### GIVEN EXERCISE:
Render the entry lines starting at the one containing "text-line: 的热量:Q放＝mq＝1.2 kg×4.5×10⁷" and ending at the one containing "text-line: 1.337.5 2.1.75" as a Markdown table with the columns Row and Entry. Skip any blank lines.

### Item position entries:
*-*-*

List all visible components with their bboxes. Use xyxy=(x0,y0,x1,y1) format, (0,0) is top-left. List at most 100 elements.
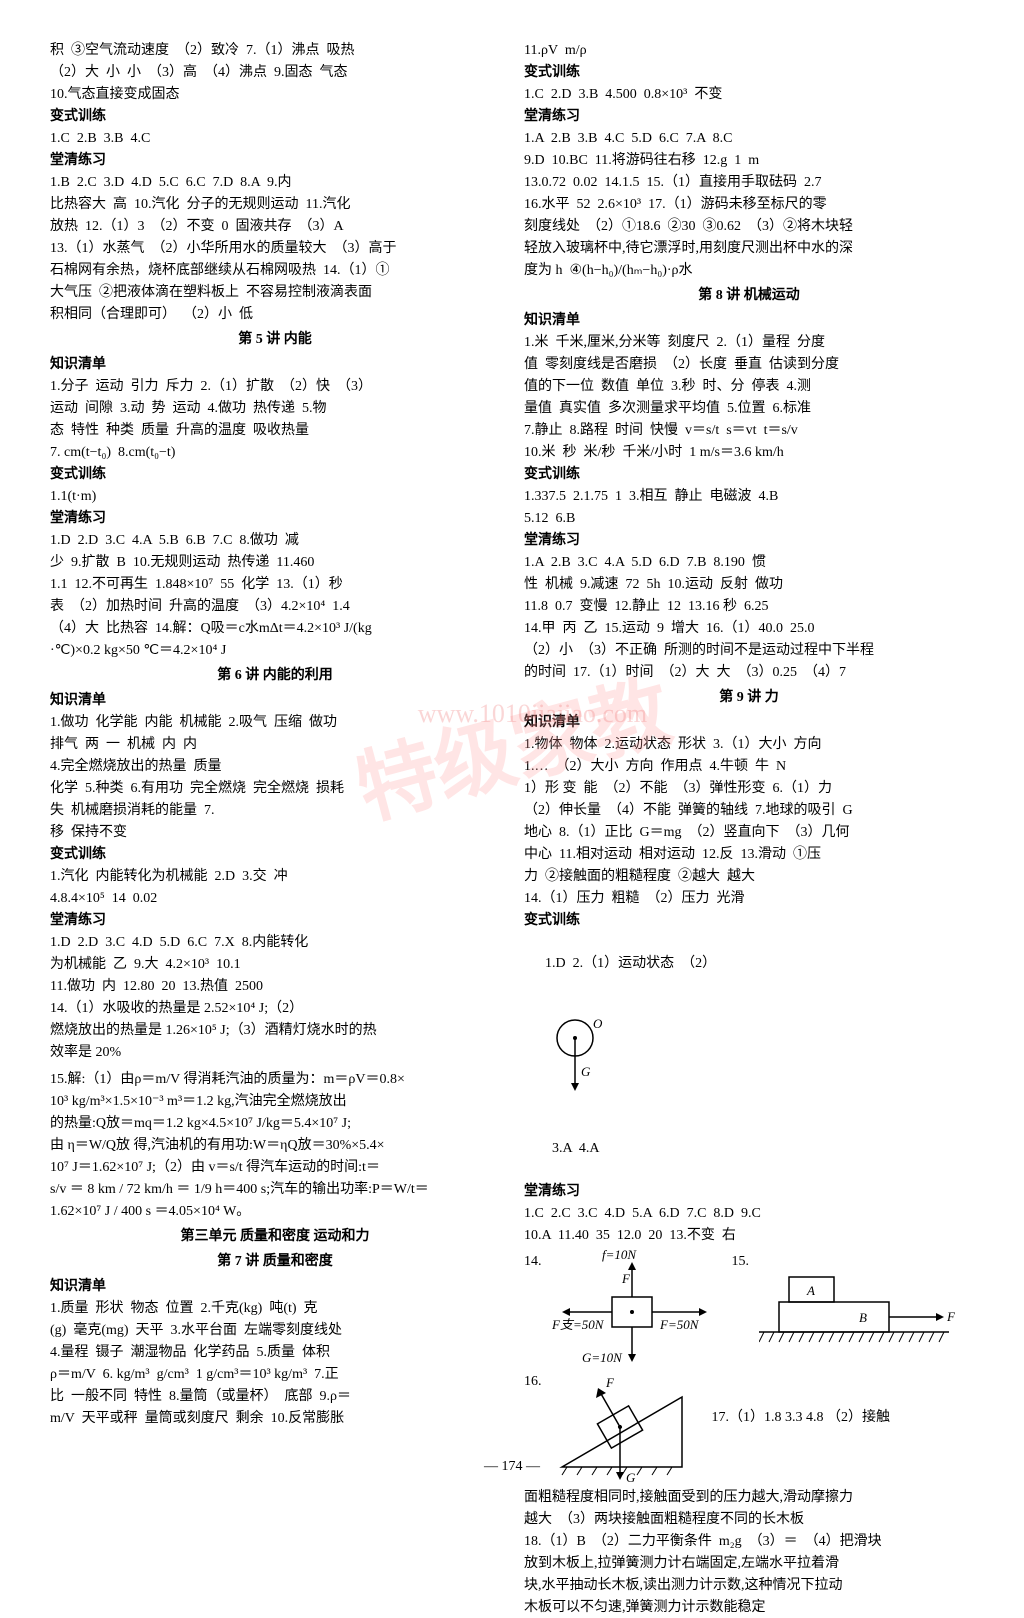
text-line: 的热量:Q放＝mq＝1.2 kg×4.5×10⁷ J/kg＝5.4×10⁷ J; xyxy=(50,1113,500,1134)
text-line: 1.物体 物体 2.运动状态 形状 3.（1）大小 方向 xyxy=(524,734,974,755)
text-line: 为机械能 乙 9.大 4.2×10³ 10.1 xyxy=(50,954,500,975)
text-line: 积相同（合理即可） （2）小 低 xyxy=(50,304,500,325)
svg-text:F=50N: F=50N xyxy=(659,1317,700,1332)
text-line: 木板可以不匀速,弹簧测力计示数能稳定 xyxy=(524,1597,974,1618)
figure-row-14-15: 14. f=10N F F支=50N F=50N G=10N 15. xyxy=(524,1247,974,1367)
unit-title: 第三单元 质量和密度 运动和力 xyxy=(50,1226,500,1247)
text-line: 1.A 2.B 3.C 4.A 5.D 6.D 7.B 8.190 惯 xyxy=(524,552,974,573)
text-line: 积 ③空气流动速度 （2）致冷 7.（1）沸点 吸热 xyxy=(50,40,500,61)
text-line: 11.ρV m/ρ xyxy=(524,40,974,61)
text-line: 1.B 2.C 3.D 4.D 5.C 6.C 7.D 8.A 9.内 xyxy=(50,172,500,193)
text-line: 1.337.5 2.1.75 1 3.相互 静止 电磁波 4.B xyxy=(524,486,974,507)
text-line: 态 特性 种类 质量 升高的温度 吸收热量 xyxy=(50,420,500,441)
figure-q15-blocks: A B F xyxy=(759,1247,959,1367)
text-fragment: 1.D 2.（1）运动状态 （2） xyxy=(545,956,716,971)
section-heading: 变式训练 xyxy=(50,464,500,485)
text-line: ·℃)×0.2 kg×50 ℃＝4.2×10⁴ J xyxy=(50,640,500,661)
text-line: 13.（1）水蒸气 （2）小华所用水的质量较大 （3）高于 xyxy=(50,238,500,259)
section-heading: 变式训练 xyxy=(524,910,974,931)
text-line: 10³ kg/m³×1.5×10⁻³ m³＝1.2 kg,汽油完全燃烧放出 xyxy=(50,1091,500,1112)
section-heading: 堂清练习 xyxy=(524,106,974,127)
q14-label: 14. xyxy=(524,1247,542,1272)
q16-label: 16. xyxy=(524,1367,542,1392)
text-line: m/V 天平或秤 量筒或刻度尺 剩余 10.反常膨胀 xyxy=(50,1408,500,1429)
figure-q14-force-diagram: f=10N F F支=50N F=50N G=10N xyxy=(552,1247,722,1367)
q17-text: 17.（1）1.8 3.3 4.8 （2）接触 xyxy=(712,1367,891,1428)
text-line: 18.（1）B （2）二力平衡条件 m₂g （3）＝ （4）把滑块 xyxy=(524,1531,974,1552)
text-line: 5.12 6.B xyxy=(524,508,974,529)
text-line: 7. cm(t−t₀) 8.cm(t₀−t) xyxy=(50,442,500,463)
text-line: 排气 两 一 机械 内 内 xyxy=(50,734,500,755)
text-line: 11.8 0.7 变慢 12.静止 12 13.16 秒 6.25 xyxy=(524,596,974,617)
text-line: 移 保持不变 xyxy=(50,822,500,843)
text-line: 1.米 千米,厘米,分米等 刻度尺 2.（1）量程 分度 xyxy=(524,332,974,353)
section-heading: 堂清练习 xyxy=(50,508,500,529)
text-fragment: 3.A 4.A xyxy=(545,1141,599,1156)
text-line: 16.水平 52 2.6×10³ 17.（1）游码未移至标尺的零 xyxy=(524,194,974,215)
chapter-title: 第 7 讲 质量和密度 xyxy=(50,1251,500,1272)
text-line: （2）大 小 小 （3）高 （4）沸点 9.固态 气态 xyxy=(50,62,500,83)
right-column: 11.ρV m/ρ 变式训练 1.C 2.D 3.B 4.500 0.8×10³… xyxy=(524,40,974,1467)
text-line: 14.（1）压力 粗糙 （2）压力 光滑 xyxy=(524,888,974,909)
text-line: 失 机械磨损消耗的能量 7. xyxy=(50,800,500,821)
text-line: 1.D 2.D 3.C 4.D 5.D 6.C 7.X 8.内能转化 xyxy=(50,932,500,953)
text-line: ρ＝m/V 6. kg/m³ g/cm³ 1 g/cm³＝10³ kg/m³ 7… xyxy=(50,1364,500,1385)
section-heading: 知识清单 xyxy=(50,354,500,375)
text-line: 1.C 2.B 3.B 4.C xyxy=(50,128,500,149)
svg-text:F: F xyxy=(621,1271,631,1286)
text-line: 运动 间隙 3.动 势 运动 4.做功 热传递 5.物 xyxy=(50,398,500,419)
text-line: 放到木板上,拉弹簧测力计右端固定,左端水平拉着滑 xyxy=(524,1553,974,1574)
text-line: 1.D 2.D 3.C 4.A 5.B 6.B 7.C 8.做功 减 xyxy=(50,530,500,551)
chapter-title: 第 9 讲 力 xyxy=(524,687,974,708)
text-line: 比热容大 高 10.汽化 分子的无规则运动 11.汽化 xyxy=(50,194,500,215)
section-heading: 知识清单 xyxy=(524,310,974,331)
text-line: 9.D 10.BC 11.将游码往右移 12.g 1 m xyxy=(524,150,974,171)
section-heading: 知识清单 xyxy=(524,712,974,733)
text-line: 刻度线处 （2）①18.6 ②30 ③0.62 （3）②将木块轻 xyxy=(524,216,974,237)
text-line: 1.汽化 内能转化为机械能 2.D 3.交 冲 xyxy=(50,866,500,887)
text-line: 度为 h ④(h−h₀)/(hₘ−h₀)·ρ水 xyxy=(524,260,974,281)
svg-text:A: A xyxy=(806,1283,815,1298)
text-line: 7.静止 8.路程 时间 快慢 v＝s/t s＝vt t＝s/v xyxy=(524,420,974,441)
section-heading: 变式训练 xyxy=(524,62,974,83)
chapter-title: 第 6 讲 内能的利用 xyxy=(50,665,500,686)
section-heading: 知识清单 xyxy=(50,1276,500,1297)
section-heading: 变式训练 xyxy=(50,844,500,865)
text-line: （2）小 （3）不正确 所测的时间不是运动过程中下半程 xyxy=(524,640,974,661)
svg-text:G=10N: G=10N xyxy=(582,1350,623,1365)
text-line: 块,水平抽动长木板,读出测力计示数,这种情况下拉动 xyxy=(524,1575,974,1596)
text-line: 4.8.4×10⁵ 14 0.02 xyxy=(50,888,500,909)
text-line: 13.0.72 0.02 14.1.5 15.（1）直接用手取砝码 2.7 xyxy=(524,172,974,193)
text-line: 1.C 2.D 3.B 4.500 0.8×10³ 不变 xyxy=(524,84,974,105)
text-line: 1.做功 化学能 内能 机械能 2.吸气 压缩 做功 xyxy=(50,712,500,733)
text-line: 14.甲 丙 乙 15.运动 9 增大 16.（1）40.0 25.0 xyxy=(524,618,974,639)
chapter-title: 第 5 讲 内能 xyxy=(50,329,500,350)
text-line: 1.1(t·m) xyxy=(50,486,500,507)
text-line: 放热 12.（1）3 （2）不变 0 固液共存 （3）A xyxy=(50,216,500,237)
text-line: 10.A 11.40 35 12.0 20 13.不变 右 xyxy=(524,1225,974,1246)
text-line-with-figure: 1.D 2.（1）运动状态 （2） O G 3.A 4.A xyxy=(524,932,974,1180)
section-heading: 堂清练习 xyxy=(50,150,500,171)
text-line: 值 零刻度线是否磨损 （2）长度 垂直 估读到分度 xyxy=(524,354,974,375)
q15-label: 15. xyxy=(732,1247,750,1272)
text-line: 比 一般不同 特性 8.量筒（或量杯） 底部 9.ρ＝ xyxy=(50,1386,500,1407)
text-line: 越大 （3）两块接触面粗糙程度不同的长木板 xyxy=(524,1509,974,1530)
text-line: 1.A 2.B 3.B 4.C 5.D 6.C 7.A 8.C xyxy=(524,128,974,149)
text-line: 中心 11.相对运动 相对运动 12.反 13.滑动 ①压 xyxy=(524,844,974,865)
text-line: 大气压 ②把液体滴在塑料板上 不容易控制液滴表面 xyxy=(50,282,500,303)
text-line: 4.量程 镊子 潮湿物品 化学药品 5.质量 体积 xyxy=(50,1342,500,1363)
section-heading: 变式训练 xyxy=(524,464,974,485)
text-line: 1.C 2.C 3.C 4.D 5.A 6.D 7.C 8.D 9.C xyxy=(524,1203,974,1224)
section-heading: 堂清练习 xyxy=(50,910,500,931)
svg-text:F支=50N: F支=50N xyxy=(552,1317,605,1332)
section-heading: 知识清单 xyxy=(50,690,500,711)
text-line: 11.做功 内 12.80 20 13.热值 2500 xyxy=(50,976,500,997)
section-heading: 变式训练 xyxy=(50,106,500,127)
text-line: 量值 真实值 多次测量求平均值 5.位置 6.标准 xyxy=(524,398,974,419)
text-line: 1）形 变 能 （2）不能 （3）弹性形变 6.（1）力 xyxy=(524,778,974,799)
section-heading: 堂清练习 xyxy=(524,1181,974,1202)
text-line: s/v ＝ 8 km / 72 km/h ＝ 1/9 h＝400 s;汽车的输出… xyxy=(50,1179,500,1200)
text-line: 化学 5.种类 6.有用功 完全燃烧 完全燃烧 损耗 xyxy=(50,778,500,799)
text-line: 轻放入玻璃杯中,待它漂浮时,用刻度尺测出杯中水的深 xyxy=(524,238,974,259)
text-line: 地心 8.（1）正比 G＝mg （2）竖直向下 （3）几何 xyxy=(524,822,974,843)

*-*-*

### EXERCISE RESULT:
| Row | Entry |
|---|---|
| 1 | text-line: 的热量:Q放＝mq＝1.2 kg×4.5×10⁷ J/kg＝5.4×10⁷ J; xyxy=(50,1113,500,1134) |
| 2 | text-line: 1.物体 物体 2.运动状态 形状 3.（1）大小 方向 xyxy=(524,734,974,755) |
| 3 | text-line: 为机械能 乙 9.大 4.2×10³ 10.1 xyxy=(50,954,500,975) |
| 4 | text-line: 积相同（合理即可） （2）小 低 xyxy=(50,304,500,325) |
| 5 | svg-text:F=50N: F=50N xyxy=(659,1317,700,1332) |
| 6 | text-line: 木板可以不匀速,弹簧测力计示数能稳定 xyxy=(524,1597,974,1618) |
| 7 | figure-row-14-15: 14. f=10N F F支=50N F=50N G=10N 15. xyxy=(524,1247,974,1367) |
| 8 | unit-title: 第三单元 质量和密度 运动和力 xyxy=(50,1226,500,1247) |
| 9 | text-line: 1.A 2.B 3.C 4.A 5.D 6.D 7.B 8.190 惯 xyxy=(524,552,974,573) |
| 10 | text-line: 积 ③空气流动速度 （2）致冷 7.（1）沸点 吸热 xyxy=(50,40,500,61) |
| 11 | text-line: 11.ρV m/ρ xyxy=(524,40,974,61) |
| 12 | text-line: 1.B 2.C 3.D 4.D 5.C 6.C 7.D 8.A 9.内 xyxy=(50,172,500,193) |
| 13 | text-line: 1.337.5 2.1.75 1 3.相互 静止 电磁波 4.B xyxy=(524,486,974,507) |